WHAT TO DO:
Images should be left out, and everything else in the listing reproduced exactly.

(Data entries)
────────────────────────────────────────
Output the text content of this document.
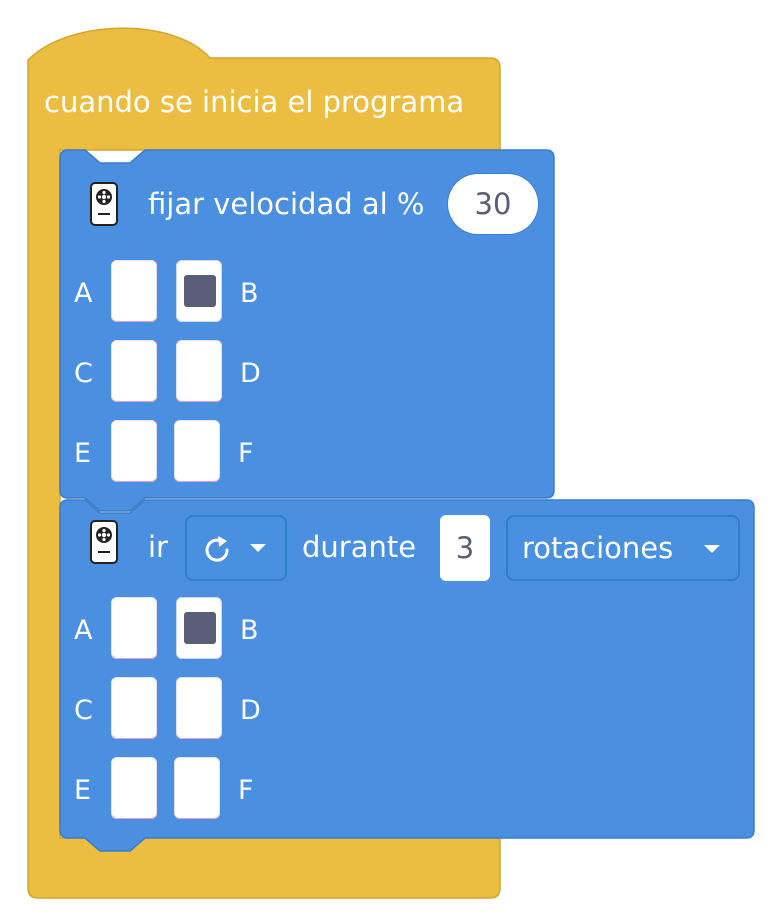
cuando se inicia el programa
fijar velocidad al %	30
A	B
C	D
E	F
ir	durante	3	rotaciones
A	B
C	D
E	F
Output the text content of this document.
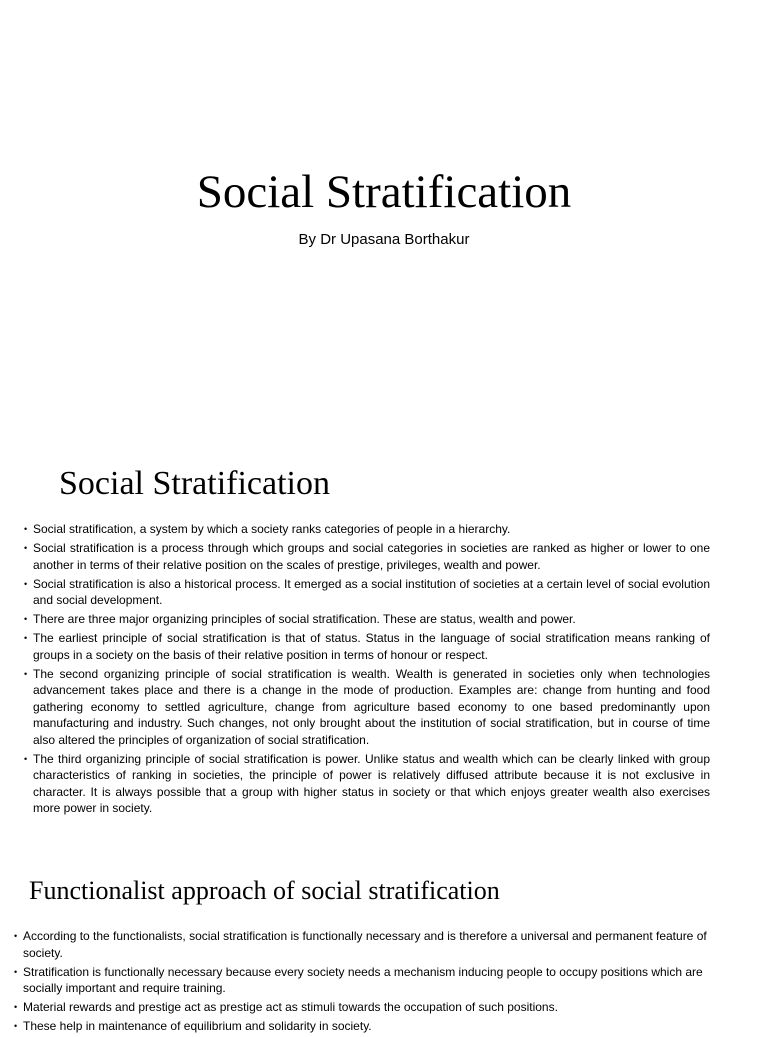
Social Stratification
By Dr Upasana Borthakur
Social Stratification
• Social stratification, a system by which a society ranks categories of people in a hierarchy.
• Social stratification is a process through which groups and social categories in societies are ranked as higher or lower to one another in terms of their relative position on the scales of prestige, privileges, wealth and power.
• Social stratification is also a historical process. It emerged as a social institution of societies at a certain level of social evolution and social development.
• There are three major organizing principles of social stratification. These are status, wealth and power.
• The earliest principle of social stratification is that of status. Status in the language of social stratification means ranking of groups in a society on the basis of their relative position in terms of honour or respect.
• The second organizing principle of social stratification is wealth. Wealth is generated in societies only when technologies advancement takes place and there is a change in the mode of production. Examples are: change from hunting and food gathering economy to settled agriculture, change from agriculture based economy to one based predominantly upon manufacturing and industry. Such changes, not only brought about the institution of social stratification, but in course of time also altered the principles of organization of social stratification.
• The third organizing principle of social stratification is power. Unlike status and wealth which can be clearly linked with group characteristics of ranking in societies, the principle of power is relatively diffused attribute because it is not exclusive in character. It is always possible that a group with higher status in society or that which enjoys greater wealth also exercises more power in society.
Functionalist approach of social stratification
• According to the functionalists, social stratification is functionally necessary and is therefore a universal and permanent feature of society.
• Stratification is functionally necessary because every society needs a mechanism inducing people to occupy positions which are socially important and require training.
• Material rewards and prestige act as prestige act as stimuli towards the occupation of such positions.
• These help in maintenance of equilibrium and solidarity in society.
────────────────────────────────────────
THE RESPONSE:
Output the text content of this document.
cuando se inicia el programa
fijar velocidad al %	30
A	B
C	D
E	F
ir	durante	3	rotaciones
A	B
C	D
E	F
Output the text content of this document.
Social Stratification
By Dr Upasana Borthakur
Social Stratification
• Social stratification, a system by which a society ranks categories of people in a hierarchy.
• Social stratification is a process through which groups and social categories in societies are ranked as higher or lower to one another in terms of their relative position on the scales of prestige, privileges, wealth and power.
• Social stratification is also a historical process. It emerged as a social institution of societies at a certain level of social evolution and social development.
• There are three major organizing principles of social stratification. These are status, wealth and power.
• The earliest principle of social stratification is that of status. Status in the language of social stratification means ranking of groups in a society on the basis of their relative position in terms of honour or respect.
• The second organizing principle of social stratification is wealth. Wealth is generated in societies only when technologies advancement takes place and there is a change in the mode of production. Examples are: change from hunting and food gathering economy to settled agriculture, change from agriculture based economy to one based predominantly upon manufacturing and industry. Such changes, not only brought about the institution of social stratification, but in course of time also altered the principles of organization of social stratification.
• The third organizing principle of social stratification is power. Unlike status and wealth which can be clearly linked with group characteristics of ranking in societies, the principle of power is relatively diffused attribute because it is not exclusive in character. It is always possible that a group with higher status in society or that which enjoys greater wealth also exercises more power in society.
Functionalist approach of social stratification
• According to the functionalists, social stratification is functionally necessary and is therefore a universal and permanent feature of society.
• Stratification is functionally necessary because every society needs a mechanism inducing people to occupy positions which are socially important and require training.
• Material rewards and prestige act as prestige act as stimuli towards the occupation of such positions.
• These help in maintenance of equilibrium and solidarity in society.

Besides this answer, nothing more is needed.